Record excerpts:
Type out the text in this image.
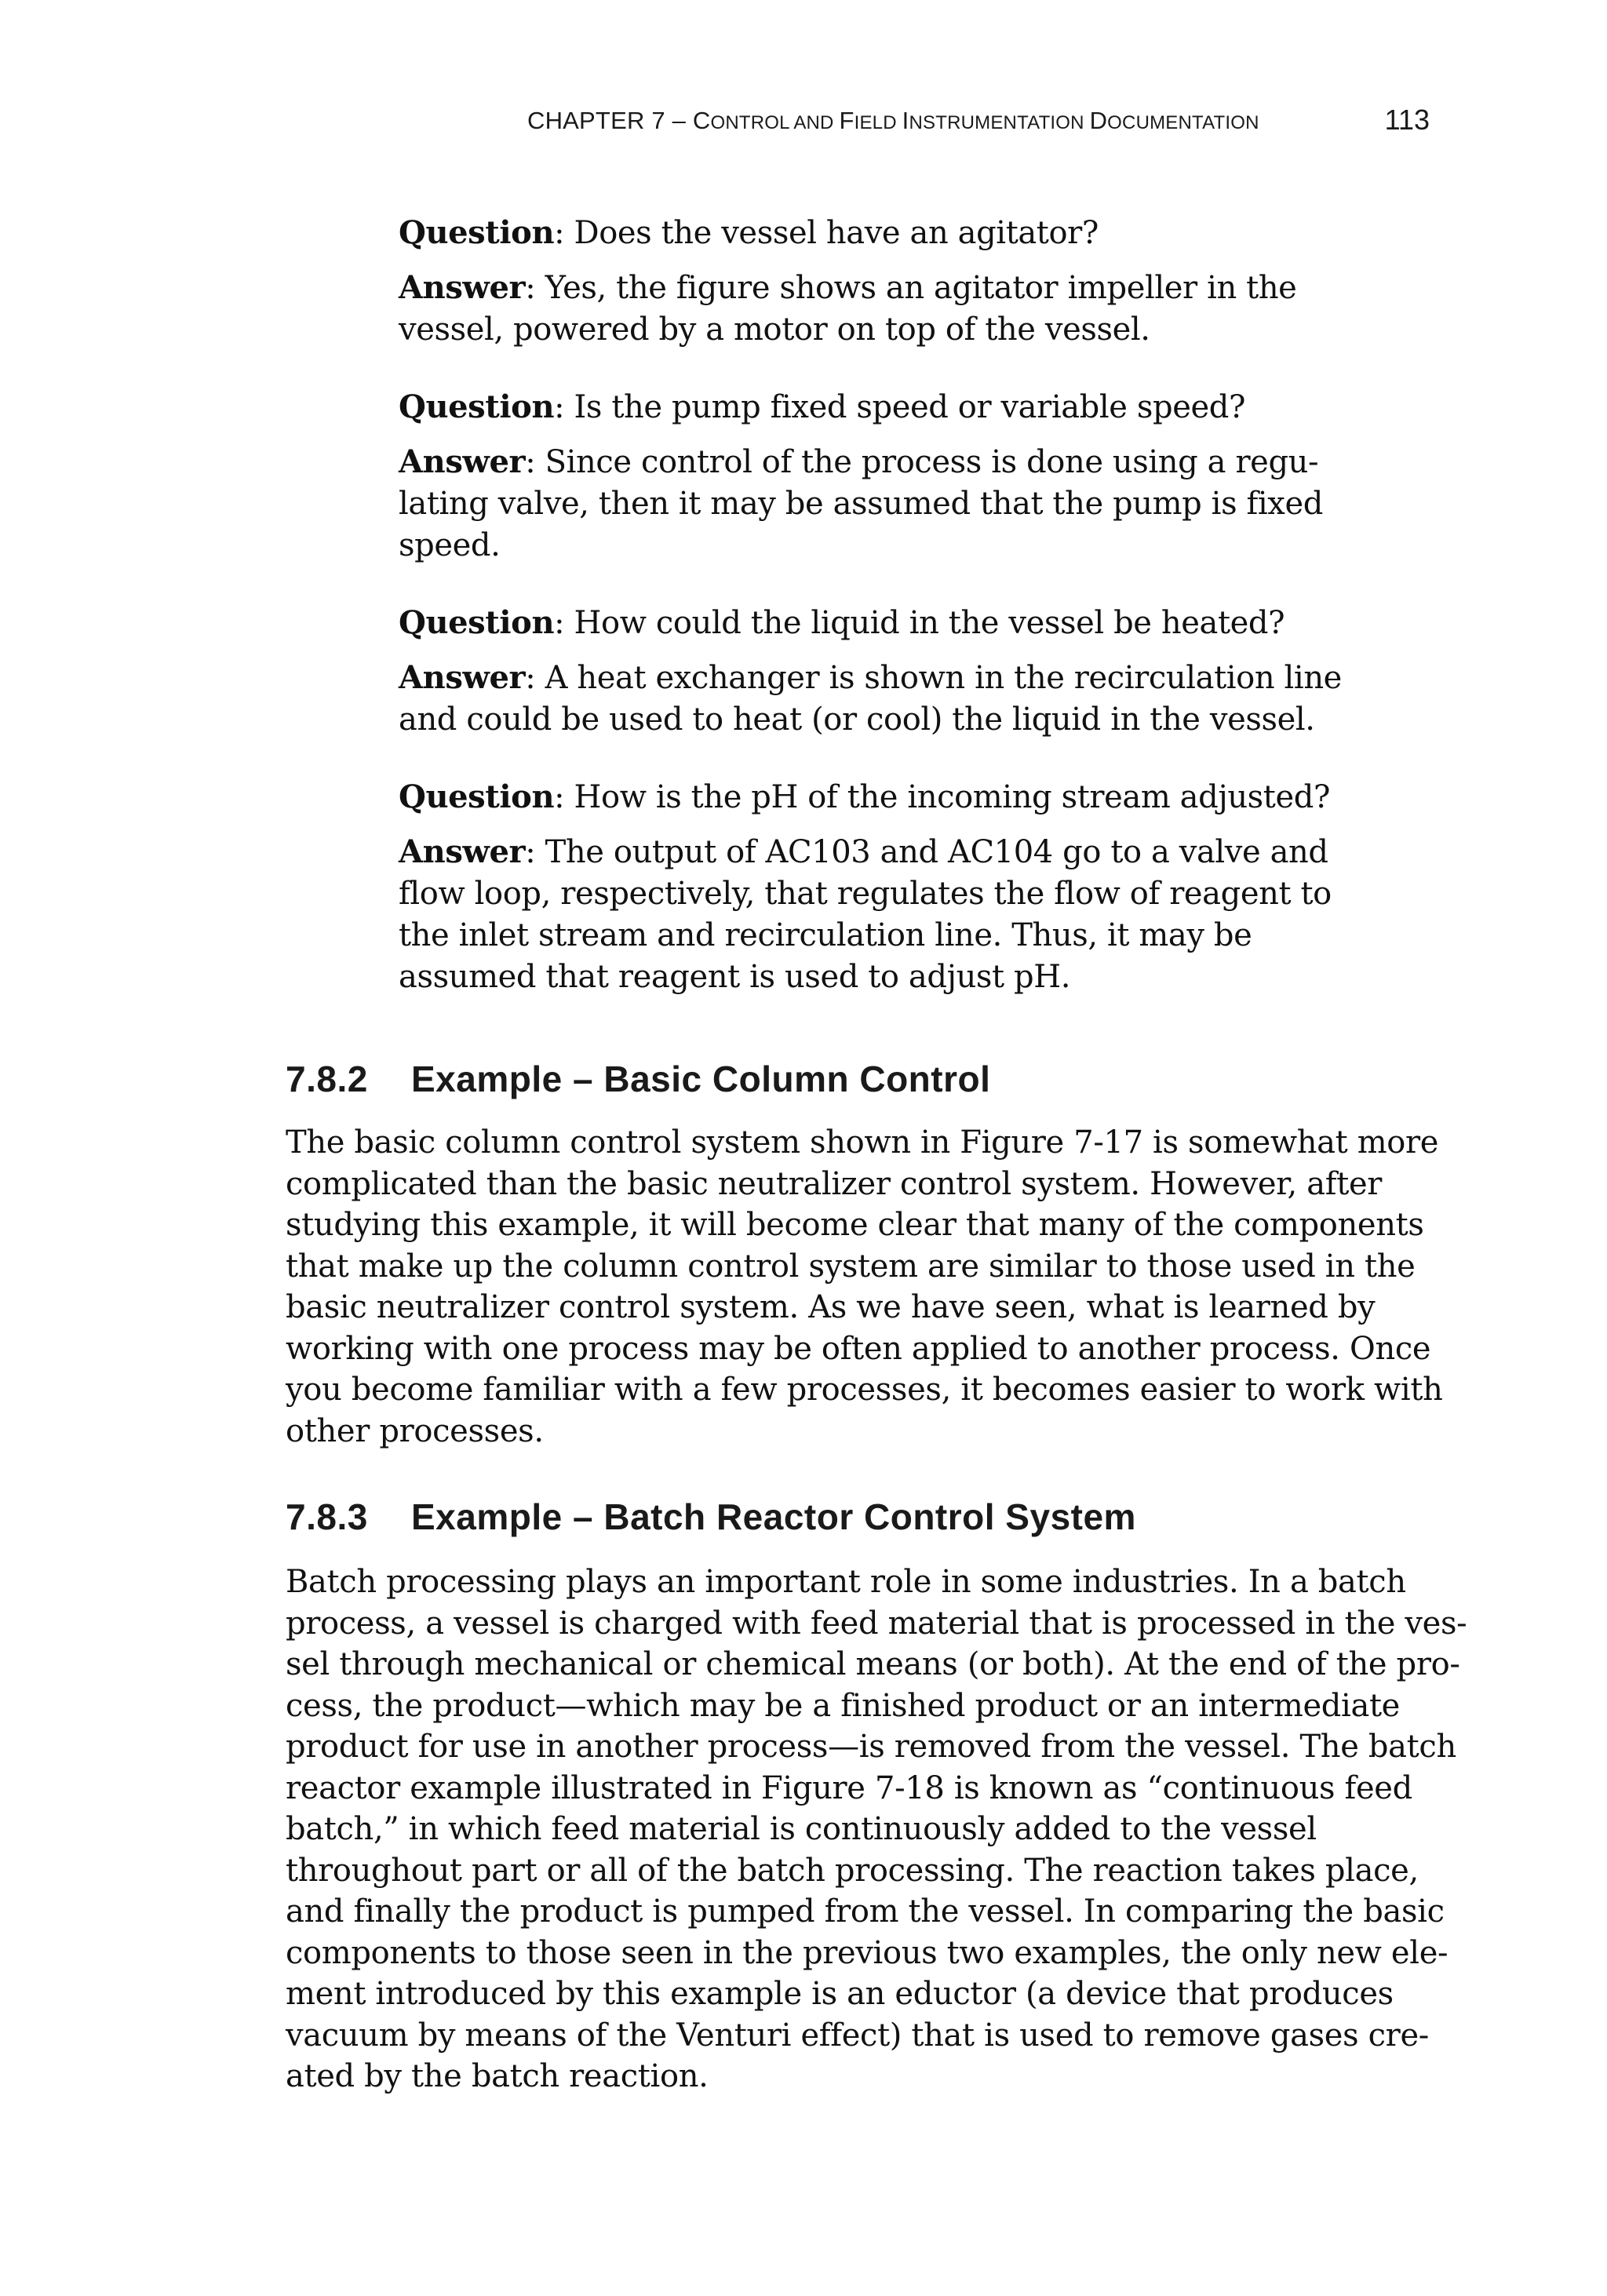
CHAPTER 7 – CONTROL AND FIELD INSTRUMENTATION DOCUMENTATION	113

Question: Does the vessel have an agitator?

Answer: Yes, the figure shows an agitator impeller in the
vessel, powered by a motor on top of the vessel.

Question: Is the pump fixed speed or variable speed?

Answer: Since control of the process is done using a regu-
lating valve, then it may be assumed that the pump is fixed
speed.

Question: How could the liquid in the vessel be heated?

Answer: A heat exchanger is shown in the recirculation line
and could be used to heat (or cool) the liquid in the vessel.

Question: How is the pH of the incoming stream adjusted?

Answer: The output of AC103 and AC104 go to a valve and
flow loop, respectively, that regulates the flow of reagent to
the inlet stream and recirculation line. Thus, it may be
assumed that reagent is used to adjust pH.

7.8.2 Example – Basic Column Control
The basic column control system shown in Figure 7-17 is somewhat more
complicated than the basic neutralizer control system. However, after
studying this example, it will become clear that many of the components
that make up the column control system are similar to those used in the
basic neutralizer control system. As we have seen, what is learned by
working with one process may be often applied to another process. Once
you become familiar with a few processes, it becomes easier to work with
other processes.
7.8.3 Example – Batch Reactor Control System
Batch processing plays an important role in some industries. In a batch
process, a vessel is charged with feed material that is processed in the ves-
sel through mechanical or chemical means (or both). At the end of the pro-
cess, the product—which may be a finished product or an intermediate
product for use in another process—is removed from the vessel. The batch
reactor example illustrated in Figure 7-18 is known as “continuous feed
batch,” in which feed material is continuously added to the vessel
throughout part or all of the batch processing. The reaction takes place,
and finally the product is pumped from the vessel. In comparing the basic
components to those seen in the previous two examples, the only new ele-
ment introduced by this example is an eductor (a device that produces
vacuum by means of the Venturi effect) that is used to remove gases cre-
ated by the batch reaction.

Exercise: Each line above is to be copied verbatim. Drop any image from the copy.

Result of the task:
Type out the text in this image.
CHAPTER 7 – CONTROL AND FIELD INSTRUMENTATION DOCUMENTATION	113

Question: Does the vessel have an agitator?

Answer: Yes, the figure shows an agitator impeller in the
vessel, powered by a motor on top of the vessel.

Question: Is the pump fixed speed or variable speed?

Answer: Since control of the process is done using a regu-
lating valve, then it may be assumed that the pump is fixed
speed.

Question: How could the liquid in the vessel be heated?

Answer: A heat exchanger is shown in the recirculation line
and could be used to heat (or cool) the liquid in the vessel.

Question: How is the pH of the incoming stream adjusted?

Answer: The output of AC103 and AC104 go to a valve and
flow loop, respectively, that regulates the flow of reagent to
the inlet stream and recirculation line. Thus, it may be
assumed that reagent is used to adjust pH.

7.8.2 Example – Basic Column Control
The basic column control system shown in Figure 7-17 is somewhat more
complicated than the basic neutralizer control system. However, after
studying this example, it will become clear that many of the components
that make up the column control system are similar to those used in the
basic neutralizer control system. As we have seen, what is learned by
working with one process may be often applied to another process. Once
you become familiar with a few processes, it becomes easier to work with
other processes.
7.8.3 Example – Batch Reactor Control System
Batch processing plays an important role in some industries. In a batch
process, a vessel is charged with feed material that is processed in the ves-
sel through mechanical or chemical means (or both). At the end of the pro-
cess, the product—which may be a finished product or an intermediate
product for use in another process—is removed from the vessel. The batch
reactor example illustrated in Figure 7-18 is known as “continuous feed
batch,” in which feed material is continuously added to the vessel
throughout part or all of the batch processing. The reaction takes place,
and finally the product is pumped from the vessel. In comparing the basic
components to those seen in the previous two examples, the only new ele-
ment introduced by this example is an eductor (a device that produces
vacuum by means of the Venturi effect) that is used to remove gases cre-
ated by the batch reaction.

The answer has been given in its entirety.